— Begin —
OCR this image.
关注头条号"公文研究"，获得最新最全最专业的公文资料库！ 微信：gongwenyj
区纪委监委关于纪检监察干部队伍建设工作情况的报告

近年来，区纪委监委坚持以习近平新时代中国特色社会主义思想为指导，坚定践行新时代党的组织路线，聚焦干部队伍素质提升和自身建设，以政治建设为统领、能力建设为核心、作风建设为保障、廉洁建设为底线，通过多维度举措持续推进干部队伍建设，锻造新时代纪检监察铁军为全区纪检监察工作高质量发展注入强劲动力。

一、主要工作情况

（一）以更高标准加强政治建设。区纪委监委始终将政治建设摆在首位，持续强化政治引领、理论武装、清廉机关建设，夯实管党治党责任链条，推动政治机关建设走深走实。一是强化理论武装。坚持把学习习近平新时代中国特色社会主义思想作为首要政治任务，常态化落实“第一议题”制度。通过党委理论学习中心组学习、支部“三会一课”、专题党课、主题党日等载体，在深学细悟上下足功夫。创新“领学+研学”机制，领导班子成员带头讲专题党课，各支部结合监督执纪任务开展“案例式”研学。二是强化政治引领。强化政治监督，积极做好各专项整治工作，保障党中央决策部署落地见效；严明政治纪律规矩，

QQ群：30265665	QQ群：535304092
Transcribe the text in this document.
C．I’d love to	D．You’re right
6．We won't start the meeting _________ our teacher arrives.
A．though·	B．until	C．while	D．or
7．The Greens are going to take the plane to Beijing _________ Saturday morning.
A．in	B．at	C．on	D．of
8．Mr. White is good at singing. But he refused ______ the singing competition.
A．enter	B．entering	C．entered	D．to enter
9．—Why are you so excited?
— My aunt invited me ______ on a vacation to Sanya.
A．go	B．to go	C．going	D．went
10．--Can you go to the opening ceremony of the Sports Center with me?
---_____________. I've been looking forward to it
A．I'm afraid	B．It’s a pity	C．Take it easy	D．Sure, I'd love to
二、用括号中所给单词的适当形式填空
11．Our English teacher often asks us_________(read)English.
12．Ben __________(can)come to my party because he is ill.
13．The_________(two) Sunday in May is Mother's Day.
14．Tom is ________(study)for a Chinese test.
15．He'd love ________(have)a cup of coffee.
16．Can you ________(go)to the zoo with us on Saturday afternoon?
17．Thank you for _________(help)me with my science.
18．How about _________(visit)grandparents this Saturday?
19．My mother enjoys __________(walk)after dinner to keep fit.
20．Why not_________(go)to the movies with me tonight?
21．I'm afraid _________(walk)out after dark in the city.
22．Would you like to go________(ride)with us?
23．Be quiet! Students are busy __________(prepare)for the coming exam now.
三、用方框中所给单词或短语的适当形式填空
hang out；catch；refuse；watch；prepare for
— End —
▶ Written exercise
Every line of the listing that holds "teacher" should be found and copied.

▶ Written solution
6．We won't start the meeting _________ our teacher arrives.
11．Our English teacher often asks us_________(read)English.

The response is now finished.